**Given exercise:** Quote, verbatim, all material below, without pictures.

^^^^

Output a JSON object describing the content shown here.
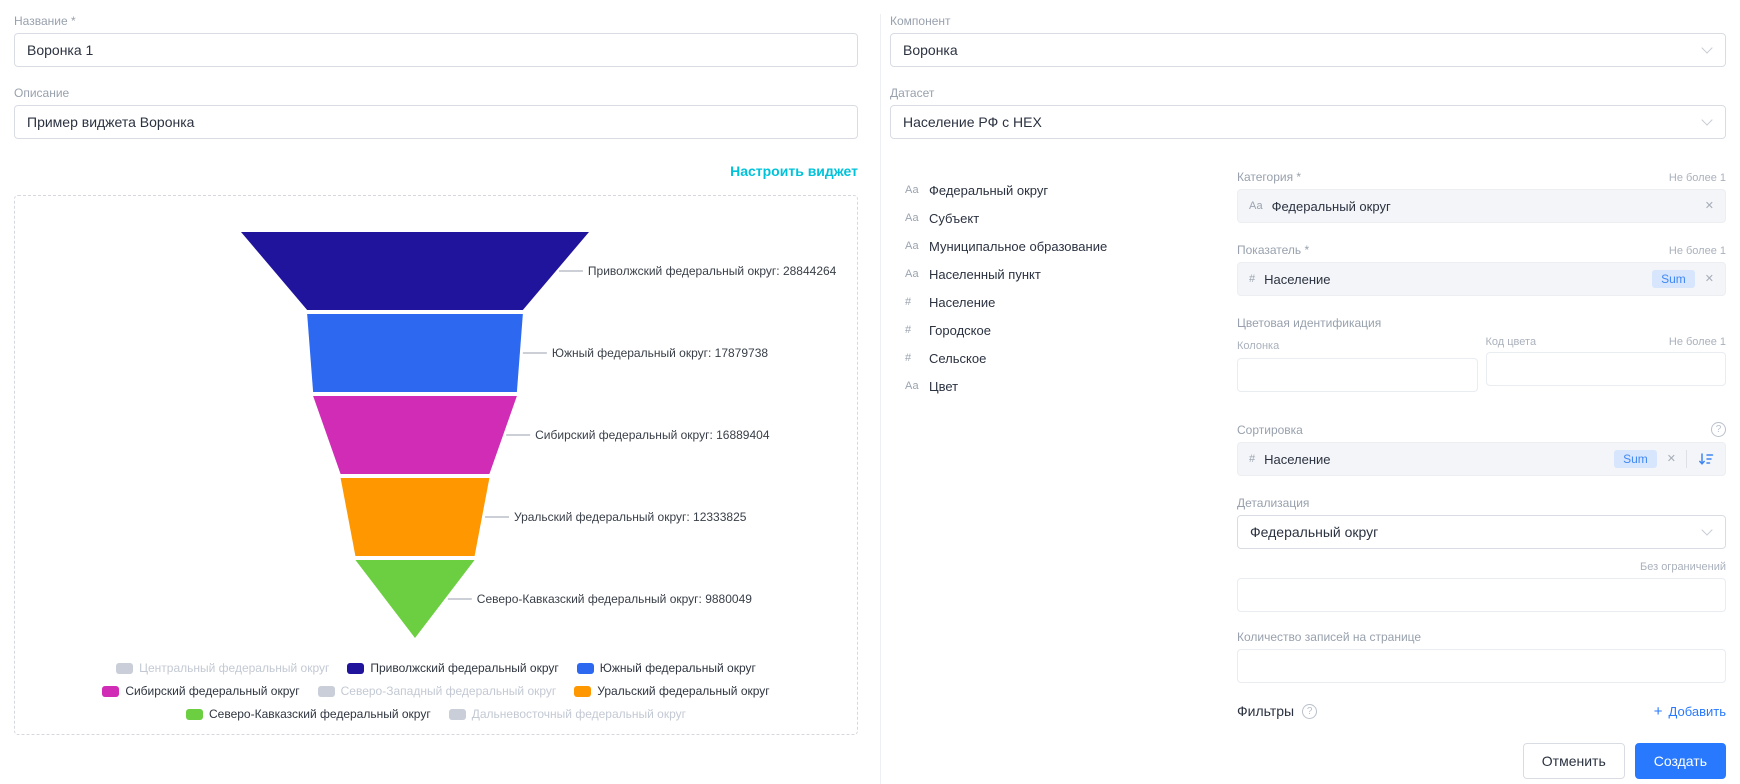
{
  "colors": {
    "accent_link": "#00c3da",
    "primary_blue": "#2979ff",
    "sum_badge_bg": "#d8e6fd",
    "sum_badge_text": "#3f87f5",
    "inactive_gray": "#c9ced8"
  },
  "form": {
    "name": {
      "label": "Название *",
      "value": "Воронка 1"
    },
    "description": {
      "label": "Описание",
      "value": "Пример виджета Воронка"
    },
    "configure_link": "Настроить виджет"
  },
  "chart_data": {
    "type": "funnel",
    "title": "",
    "label_format": "{name}: {value}",
    "segments": [
      {
        "label": "Приволжский федеральный округ",
        "value": 28844264,
        "color": "#21149c"
      },
      {
        "label": "Южный федеральный округ",
        "value": 17879738,
        "color": "#2d68f0"
      },
      {
        "label": "Сибирский федеральный округ",
        "value": 16889404,
        "color": "#d02cb5"
      },
      {
        "label": "Уральский федеральный округ",
        "value": 12333825,
        "color": "#ff9800"
      },
      {
        "label": "Северо-Кавказский федеральный округ",
        "value": 9880049,
        "color": "#6ccf41"
      }
    ],
    "legend": [
      {
        "label": "Центральный федеральный округ",
        "color": "#c9ced8",
        "active": false
      },
      {
        "label": "Приволжский федеральный округ",
        "color": "#21149c",
        "active": true
      },
      {
        "label": "Южный федеральный округ",
        "color": "#2d68f0",
        "active": true
      },
      {
        "label": "Сибирский федеральный округ",
        "color": "#d02cb5",
        "active": true
      },
      {
        "label": "Северо-Западный федеральный округ",
        "color": "#c9ced8",
        "active": false
      },
      {
        "label": "Уральский федеральный округ",
        "color": "#ff9800",
        "active": true
      },
      {
        "label": "Северо-Кавказский федеральный округ",
        "color": "#6ccf41",
        "active": true
      },
      {
        "label": "Дальневосточный федеральный округ",
        "color": "#c9ced8",
        "active": false
      }
    ]
  },
  "settings": {
    "component": {
      "label": "Компонент",
      "value": "Воронка"
    },
    "dataset": {
      "label": "Датасет",
      "value": "Население РФ с HEX"
    },
    "fields": [
      {
        "type": "Аа",
        "name": "Федеральный округ"
      },
      {
        "type": "Аа",
        "name": "Субъект"
      },
      {
        "type": "Аа",
        "name": "Муниципальное образование"
      },
      {
        "type": "Аа",
        "name": "Населенный пункт"
      },
      {
        "type": "#",
        "name": "Население"
      },
      {
        "type": "#",
        "name": "Городское"
      },
      {
        "type": "#",
        "name": "Сельское"
      },
      {
        "type": "Аа",
        "name": "Цвет"
      }
    ],
    "category": {
      "label": "Категория *",
      "hint": "Не более 1",
      "chip_type": "Аа",
      "chip_name": "Федеральный округ"
    },
    "measure": {
      "label": "Показатель *",
      "hint": "Не более 1",
      "chip_type": "#",
      "chip_name": "Население",
      "aggregation": "Sum"
    },
    "color_identification": {
      "label": "Цветовая идентификация",
      "column_label": "Колонка",
      "code_label": "Код цвета",
      "hint": "Не более 1"
    },
    "sorting": {
      "label": "Сортировка",
      "chip_type": "#",
      "chip_name": "Население",
      "aggregation": "Sum"
    },
    "detailing": {
      "label": "Детализация",
      "value": "Федеральный округ"
    },
    "row_limit": {
      "hint": "Без ограничений"
    },
    "page_size": {
      "label": "Количество записей на странице"
    },
    "filters": {
      "label": "Фильтры",
      "add_label": "Добавить"
    }
  },
  "actions": {
    "cancel": "Отменить",
    "create": "Создать"
  }
}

^^^^

**Answer in full:**
Output a JSON object describing the content shown here.
{
  "colors": {
    "accent_link": "#00c3da",
    "primary_blue": "#2979ff",
    "sum_badge_bg": "#d8e6fd",
    "sum_badge_text": "#3f87f5",
    "inactive_gray": "#c9ced8"
  },
  "form": {
    "name": {
      "label": "Название *",
      "value": "Воронка 1"
    },
    "description": {
      "label": "Описание",
      "value": "Пример виджета Воронка"
    },
    "configure_link": "Настроить виджет"
  },
  "chart_data": {
    "type": "funnel",
    "title": "",
    "label_format": "{name}: {value}",
    "segments": [
      {
        "label": "Приволжский федеральный округ",
        "value": 28844264,
        "color": "#21149c"
      },
      {
        "label": "Южный федеральный округ",
        "value": 17879738,
        "color": "#2d68f0"
      },
      {
        "label": "Сибирский федеральный округ",
        "value": 16889404,
        "color": "#d02cb5"
      },
      {
        "label": "Уральский федеральный округ",
        "value": 12333825,
        "color": "#ff9800"
      },
      {
        "label": "Северо-Кавказский федеральный округ",
        "value": 9880049,
        "color": "#6ccf41"
      }
    ],
    "legend": [
      {
        "label": "Центральный федеральный округ",
        "color": "#c9ced8",
        "active": false
      },
      {
        "label": "Приволжский федеральный округ",
        "color": "#21149c",
        "active": true
      },
      {
        "label": "Южный федеральный округ",
        "color": "#2d68f0",
        "active": true
      },
      {
        "label": "Сибирский федеральный округ",
        "color": "#d02cb5",
        "active": true
      },
      {
        "label": "Северо-Западный федеральный округ",
        "color": "#c9ced8",
        "active": false
      },
      {
        "label": "Уральский федеральный округ",
        "color": "#ff9800",
        "active": true
      },
      {
        "label": "Северо-Кавказский федеральный округ",
        "color": "#6ccf41",
        "active": true
      },
      {
        "label": "Дальневосточный федеральный округ",
        "color": "#c9ced8",
        "active": false
      }
    ]
  },
  "settings": {
    "component": {
      "label": "Компонент",
      "value": "Воронка"
    },
    "dataset": {
      "label": "Датасет",
      "value": "Население РФ с HEX"
    },
    "fields": [
      {
        "type": "Аа",
        "name": "Федеральный округ"
      },
      {
        "type": "Аа",
        "name": "Субъект"
      },
      {
        "type": "Аа",
        "name": "Муниципальное образование"
      },
      {
        "type": "Аа",
        "name": "Населенный пункт"
      },
      {
        "type": "#",
        "name": "Население"
      },
      {
        "type": "#",
        "name": "Городское"
      },
      {
        "type": "#",
        "name": "Сельское"
      },
      {
        "type": "Аа",
        "name": "Цвет"
      }
    ],
    "category": {
      "label": "Категория *",
      "hint": "Не более 1",
      "chip_type": "Аа",
      "chip_name": "Федеральный округ"
    },
    "measure": {
      "label": "Показатель *",
      "hint": "Не более 1",
      "chip_type": "#",
      "chip_name": "Население",
      "aggregation": "Sum"
    },
    "color_identification": {
      "label": "Цветовая идентификация",
      "column_label": "Колонка",
      "code_label": "Код цвета",
      "hint": "Не более 1"
    },
    "sorting": {
      "label": "Сортировка",
      "chip_type": "#",
      "chip_name": "Население",
      "aggregation": "Sum"
    },
    "detailing": {
      "label": "Детализация",
      "value": "Федеральный округ"
    },
    "row_limit": {
      "hint": "Без ограничений"
    },
    "page_size": {
      "label": "Количество записей на странице"
    },
    "filters": {
      "label": "Фильтры",
      "add_label": "Добавить"
    }
  },
  "actions": {
    "cancel": "Отменить",
    "create": "Создать"
  }
}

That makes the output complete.